--- Begin ARTICLE ---
In a First Circuit case, United States v. Paulino, 887 F.2d 358 (1st Cir. 1989), the defendant was arrested when officers searched his apartment and discovered a large amount of cash, what appeared to be a drug-dealing ledger, and a 9 mm. pistol. In addition, they found a rent receipt for an apartment located in the same building, although the apartment possessed a different address and was accessible only through a different entrance. A later search of the other apartment uncovered a stash of heroin. The defendant was charged and convicted of possession of heroin with intent to distribute, and possession of a firearm by an illegal alien. The court applied the § 2D1.1(b) (1) enhancement to the heroin possession charge, although the drugs and the gun were located in different apartments. The court quoted the district court opinion, which stated that if both apartments were considered "part and parcel of the same premises, certainly [the gun] was present when the offense was committed...." The court's statement presupposes that geographic proximity necessarily exists on the same premises, a proposition for which we have found no other support. The circuit court continued to quote the district court, stating that even if the apartments were not the same premises, the money from the first apartment must have been from the sale of heroin, thus the money and drugs were clearly connected. The court was silent regarding use of the "clearly connected" analysis of the gun and the drugs if the apartments were not to be considered part of the same premises. The court affirmed the district court finding of geographic proximity without further analysis. Id., at 360.
--- End ARTICLE ---
--- Begin ENTRIES PROVIDED ---
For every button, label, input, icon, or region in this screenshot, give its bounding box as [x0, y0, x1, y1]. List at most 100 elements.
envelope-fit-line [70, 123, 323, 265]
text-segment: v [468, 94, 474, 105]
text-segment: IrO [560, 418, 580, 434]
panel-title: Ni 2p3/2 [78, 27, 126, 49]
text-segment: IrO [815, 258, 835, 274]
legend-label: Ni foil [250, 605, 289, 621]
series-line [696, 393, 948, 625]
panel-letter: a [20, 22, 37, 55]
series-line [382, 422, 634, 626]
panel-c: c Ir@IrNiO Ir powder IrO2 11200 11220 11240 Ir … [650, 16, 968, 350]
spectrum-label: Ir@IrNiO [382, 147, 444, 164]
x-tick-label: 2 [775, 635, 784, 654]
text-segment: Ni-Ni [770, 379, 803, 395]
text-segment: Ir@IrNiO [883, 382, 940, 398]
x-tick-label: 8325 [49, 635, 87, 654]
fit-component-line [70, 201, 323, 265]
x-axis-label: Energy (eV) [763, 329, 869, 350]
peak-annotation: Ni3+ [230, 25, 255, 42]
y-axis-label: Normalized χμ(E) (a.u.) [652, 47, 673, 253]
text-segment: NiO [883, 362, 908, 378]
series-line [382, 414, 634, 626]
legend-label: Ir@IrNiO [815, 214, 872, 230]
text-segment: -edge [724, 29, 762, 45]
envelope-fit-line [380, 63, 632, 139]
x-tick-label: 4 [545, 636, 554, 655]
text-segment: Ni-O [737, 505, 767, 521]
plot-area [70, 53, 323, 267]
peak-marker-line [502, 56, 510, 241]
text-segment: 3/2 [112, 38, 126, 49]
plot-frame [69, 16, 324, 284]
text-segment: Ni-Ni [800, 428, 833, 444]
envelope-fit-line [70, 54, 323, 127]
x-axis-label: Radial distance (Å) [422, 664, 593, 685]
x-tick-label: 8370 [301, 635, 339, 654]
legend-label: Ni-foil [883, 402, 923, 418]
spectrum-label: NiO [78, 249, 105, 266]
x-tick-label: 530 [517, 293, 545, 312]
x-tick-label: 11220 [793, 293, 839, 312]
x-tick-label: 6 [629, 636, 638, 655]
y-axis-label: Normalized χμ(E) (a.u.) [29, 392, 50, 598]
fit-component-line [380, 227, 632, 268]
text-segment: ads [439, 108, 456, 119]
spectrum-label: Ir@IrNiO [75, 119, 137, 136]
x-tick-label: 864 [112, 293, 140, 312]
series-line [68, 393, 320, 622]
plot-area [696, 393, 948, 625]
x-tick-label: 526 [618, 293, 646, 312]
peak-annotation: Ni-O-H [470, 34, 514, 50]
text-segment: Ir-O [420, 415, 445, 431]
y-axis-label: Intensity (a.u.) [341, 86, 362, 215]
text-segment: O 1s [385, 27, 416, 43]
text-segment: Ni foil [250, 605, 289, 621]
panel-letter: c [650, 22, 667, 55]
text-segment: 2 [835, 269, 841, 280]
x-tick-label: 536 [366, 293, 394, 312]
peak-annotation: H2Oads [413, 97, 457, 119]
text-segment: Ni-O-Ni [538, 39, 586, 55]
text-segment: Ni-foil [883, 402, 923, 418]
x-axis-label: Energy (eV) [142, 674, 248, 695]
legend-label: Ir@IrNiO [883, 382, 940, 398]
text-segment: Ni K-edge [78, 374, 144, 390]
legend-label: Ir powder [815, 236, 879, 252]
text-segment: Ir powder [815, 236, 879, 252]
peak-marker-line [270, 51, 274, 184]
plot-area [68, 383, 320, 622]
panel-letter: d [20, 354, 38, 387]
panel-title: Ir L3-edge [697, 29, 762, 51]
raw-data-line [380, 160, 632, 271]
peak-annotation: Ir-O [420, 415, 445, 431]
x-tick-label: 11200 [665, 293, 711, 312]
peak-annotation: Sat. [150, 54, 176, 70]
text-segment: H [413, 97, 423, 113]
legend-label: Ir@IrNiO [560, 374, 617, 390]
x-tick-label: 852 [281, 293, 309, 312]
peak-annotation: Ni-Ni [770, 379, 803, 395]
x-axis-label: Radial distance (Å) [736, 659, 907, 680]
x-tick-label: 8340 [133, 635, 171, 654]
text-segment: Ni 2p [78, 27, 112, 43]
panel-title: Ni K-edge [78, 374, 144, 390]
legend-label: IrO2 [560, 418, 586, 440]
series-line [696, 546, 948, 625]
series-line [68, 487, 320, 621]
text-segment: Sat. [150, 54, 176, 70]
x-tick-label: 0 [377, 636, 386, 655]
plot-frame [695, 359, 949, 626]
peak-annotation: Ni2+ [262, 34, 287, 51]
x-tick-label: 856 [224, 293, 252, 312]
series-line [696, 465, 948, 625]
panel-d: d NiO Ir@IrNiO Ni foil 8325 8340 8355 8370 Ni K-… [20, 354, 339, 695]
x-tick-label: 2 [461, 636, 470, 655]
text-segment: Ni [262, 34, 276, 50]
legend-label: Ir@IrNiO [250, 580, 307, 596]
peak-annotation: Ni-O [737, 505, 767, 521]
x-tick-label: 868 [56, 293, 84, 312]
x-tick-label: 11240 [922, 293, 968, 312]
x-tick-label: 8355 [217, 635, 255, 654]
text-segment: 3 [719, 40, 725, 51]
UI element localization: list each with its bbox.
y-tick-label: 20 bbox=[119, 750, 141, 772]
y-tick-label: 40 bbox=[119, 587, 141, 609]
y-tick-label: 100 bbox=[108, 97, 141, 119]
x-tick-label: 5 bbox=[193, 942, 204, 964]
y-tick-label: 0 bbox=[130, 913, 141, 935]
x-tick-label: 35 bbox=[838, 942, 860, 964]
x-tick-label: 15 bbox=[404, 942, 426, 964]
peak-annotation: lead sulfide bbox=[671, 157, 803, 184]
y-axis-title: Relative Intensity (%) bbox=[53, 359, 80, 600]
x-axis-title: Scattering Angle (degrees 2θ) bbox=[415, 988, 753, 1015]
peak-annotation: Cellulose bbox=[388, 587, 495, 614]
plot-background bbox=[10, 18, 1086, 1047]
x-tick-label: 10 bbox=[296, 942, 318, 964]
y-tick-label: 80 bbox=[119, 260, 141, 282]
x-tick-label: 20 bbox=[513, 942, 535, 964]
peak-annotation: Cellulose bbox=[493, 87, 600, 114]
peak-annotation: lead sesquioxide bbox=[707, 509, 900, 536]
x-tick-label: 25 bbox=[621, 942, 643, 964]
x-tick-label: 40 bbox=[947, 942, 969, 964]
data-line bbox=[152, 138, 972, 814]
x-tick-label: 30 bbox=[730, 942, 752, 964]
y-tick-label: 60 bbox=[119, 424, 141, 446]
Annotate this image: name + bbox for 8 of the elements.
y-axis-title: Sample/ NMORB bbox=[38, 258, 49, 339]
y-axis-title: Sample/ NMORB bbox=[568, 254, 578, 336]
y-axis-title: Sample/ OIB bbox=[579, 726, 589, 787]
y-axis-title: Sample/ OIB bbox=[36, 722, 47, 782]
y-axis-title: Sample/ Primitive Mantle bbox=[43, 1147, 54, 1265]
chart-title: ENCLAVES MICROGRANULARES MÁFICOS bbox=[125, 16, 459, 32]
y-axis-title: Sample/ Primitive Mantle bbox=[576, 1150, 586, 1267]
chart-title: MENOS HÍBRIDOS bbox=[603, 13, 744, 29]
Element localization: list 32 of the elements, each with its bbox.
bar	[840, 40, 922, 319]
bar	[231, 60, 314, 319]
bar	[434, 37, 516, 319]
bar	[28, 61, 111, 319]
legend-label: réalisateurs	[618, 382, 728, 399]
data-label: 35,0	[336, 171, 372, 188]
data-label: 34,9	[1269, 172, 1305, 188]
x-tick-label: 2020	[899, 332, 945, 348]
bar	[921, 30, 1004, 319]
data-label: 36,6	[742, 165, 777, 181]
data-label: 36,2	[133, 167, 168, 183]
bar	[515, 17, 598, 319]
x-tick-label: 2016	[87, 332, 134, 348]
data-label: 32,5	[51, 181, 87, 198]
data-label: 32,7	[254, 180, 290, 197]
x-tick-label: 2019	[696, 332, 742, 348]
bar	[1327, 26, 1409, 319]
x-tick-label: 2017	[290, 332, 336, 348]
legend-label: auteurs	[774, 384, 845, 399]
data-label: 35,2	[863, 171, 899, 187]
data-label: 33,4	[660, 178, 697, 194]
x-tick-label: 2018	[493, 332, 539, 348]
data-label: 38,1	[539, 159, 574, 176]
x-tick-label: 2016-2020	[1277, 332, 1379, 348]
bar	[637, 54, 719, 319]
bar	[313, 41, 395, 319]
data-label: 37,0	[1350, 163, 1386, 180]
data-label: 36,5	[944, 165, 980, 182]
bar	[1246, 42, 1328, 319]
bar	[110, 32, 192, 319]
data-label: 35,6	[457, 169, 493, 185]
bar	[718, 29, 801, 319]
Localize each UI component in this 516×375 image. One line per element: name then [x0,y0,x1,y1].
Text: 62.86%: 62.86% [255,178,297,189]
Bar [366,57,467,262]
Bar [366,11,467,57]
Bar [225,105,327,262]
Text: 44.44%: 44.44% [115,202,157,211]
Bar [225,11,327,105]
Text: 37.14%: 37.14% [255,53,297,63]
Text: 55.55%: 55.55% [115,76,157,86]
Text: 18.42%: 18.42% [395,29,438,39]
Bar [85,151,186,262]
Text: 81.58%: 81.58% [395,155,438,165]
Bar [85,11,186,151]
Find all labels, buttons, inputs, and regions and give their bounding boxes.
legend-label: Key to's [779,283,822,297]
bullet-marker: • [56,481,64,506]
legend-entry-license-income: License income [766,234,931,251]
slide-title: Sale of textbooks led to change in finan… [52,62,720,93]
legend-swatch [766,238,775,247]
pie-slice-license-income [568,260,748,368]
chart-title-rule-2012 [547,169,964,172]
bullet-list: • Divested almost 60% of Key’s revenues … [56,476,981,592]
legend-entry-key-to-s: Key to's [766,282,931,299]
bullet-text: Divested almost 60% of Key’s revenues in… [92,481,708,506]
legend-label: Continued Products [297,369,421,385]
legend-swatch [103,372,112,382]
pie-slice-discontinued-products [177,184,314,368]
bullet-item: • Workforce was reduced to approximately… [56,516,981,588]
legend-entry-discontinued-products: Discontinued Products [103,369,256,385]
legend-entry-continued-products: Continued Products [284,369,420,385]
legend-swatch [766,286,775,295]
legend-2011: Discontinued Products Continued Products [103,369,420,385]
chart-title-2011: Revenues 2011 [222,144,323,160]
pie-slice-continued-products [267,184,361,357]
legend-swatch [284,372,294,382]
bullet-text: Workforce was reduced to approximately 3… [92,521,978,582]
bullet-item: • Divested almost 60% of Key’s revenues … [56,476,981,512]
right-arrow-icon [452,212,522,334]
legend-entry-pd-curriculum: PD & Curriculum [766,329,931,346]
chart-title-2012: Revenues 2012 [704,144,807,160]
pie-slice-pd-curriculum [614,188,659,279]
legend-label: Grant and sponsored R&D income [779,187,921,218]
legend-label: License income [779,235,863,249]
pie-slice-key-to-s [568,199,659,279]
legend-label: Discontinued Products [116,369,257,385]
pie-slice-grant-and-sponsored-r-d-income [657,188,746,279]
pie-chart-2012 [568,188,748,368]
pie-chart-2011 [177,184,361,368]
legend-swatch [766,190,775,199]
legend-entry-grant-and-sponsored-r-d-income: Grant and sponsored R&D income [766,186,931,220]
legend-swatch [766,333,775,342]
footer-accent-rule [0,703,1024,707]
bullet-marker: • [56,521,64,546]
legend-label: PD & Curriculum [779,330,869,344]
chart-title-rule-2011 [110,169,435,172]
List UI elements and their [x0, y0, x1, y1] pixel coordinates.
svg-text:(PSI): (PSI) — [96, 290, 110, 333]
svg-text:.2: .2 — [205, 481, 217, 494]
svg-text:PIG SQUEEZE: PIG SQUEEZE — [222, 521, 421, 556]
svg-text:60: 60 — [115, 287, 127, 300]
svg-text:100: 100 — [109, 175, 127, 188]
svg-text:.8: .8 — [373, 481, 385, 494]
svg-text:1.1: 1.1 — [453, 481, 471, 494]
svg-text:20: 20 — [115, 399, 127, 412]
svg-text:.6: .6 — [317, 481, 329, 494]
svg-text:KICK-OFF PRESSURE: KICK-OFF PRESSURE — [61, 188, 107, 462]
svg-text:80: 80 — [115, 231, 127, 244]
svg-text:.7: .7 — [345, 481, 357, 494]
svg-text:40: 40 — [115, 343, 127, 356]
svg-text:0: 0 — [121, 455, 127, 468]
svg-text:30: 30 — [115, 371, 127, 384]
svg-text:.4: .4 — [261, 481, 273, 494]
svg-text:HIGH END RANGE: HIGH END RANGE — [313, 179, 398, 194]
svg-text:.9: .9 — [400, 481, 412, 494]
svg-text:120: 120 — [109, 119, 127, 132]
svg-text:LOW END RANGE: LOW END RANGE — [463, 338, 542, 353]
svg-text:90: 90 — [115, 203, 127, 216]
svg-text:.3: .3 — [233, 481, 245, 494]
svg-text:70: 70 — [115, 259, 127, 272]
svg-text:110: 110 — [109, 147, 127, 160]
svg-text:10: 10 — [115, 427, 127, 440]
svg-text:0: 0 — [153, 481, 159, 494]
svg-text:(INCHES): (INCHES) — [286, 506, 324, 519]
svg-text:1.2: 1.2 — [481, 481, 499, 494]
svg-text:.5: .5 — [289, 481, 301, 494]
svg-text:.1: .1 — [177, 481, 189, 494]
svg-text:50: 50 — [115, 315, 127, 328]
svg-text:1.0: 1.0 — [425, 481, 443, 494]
--- End ENTRIES PROVIDED ---
• **GOAL OF THE EXERCISE**: Output the full passage on United States v. Paulino word for word. The records play no part in what is asked here.

• **REPLY**:
In a First Circuit case, United States v. Paulino, 887 F.2d 358 (1st Cir. 1989), the defendant was arrested when officers searched his apartment and discovered a large amount of cash, what appeared to be a drug-dealing ledger, and a 9 mm. pistol. In addition, they found a rent receipt for an apartment located in the same building, although the apartment possessed a different address and was accessible only through a different entrance. A later search of the other apartment uncovered a stash of heroin. The defendant was charged and convicted of possession of heroin with intent to distribute, and possession of a firearm by an illegal alien. The court applied the § 2D1.1(b) (1) enhancement to the heroin possession charge, although the drugs and the gun were located in different apartments. The court quoted the district court opinion, which stated that if both apartments were considered "part and parcel of the same premises, certainly [the gun] was present when the offense was committed...." The court's statement presupposes that geographic proximity necessarily exists on the same premises, a proposition for which we have found no other support. The circuit court continued to quote the district court, stating that even if the apartments were not the same premises, the money from the first apartment must have been from the sale of heroin, thus the money and drugs were clearly connected. The court was silent regarding use of the "clearly connected" analysis of the gun and the drugs if the apartments were not to be considered part of the same premises. The court affirmed the district court finding of geographic proximity without further analysis. Id., at 360.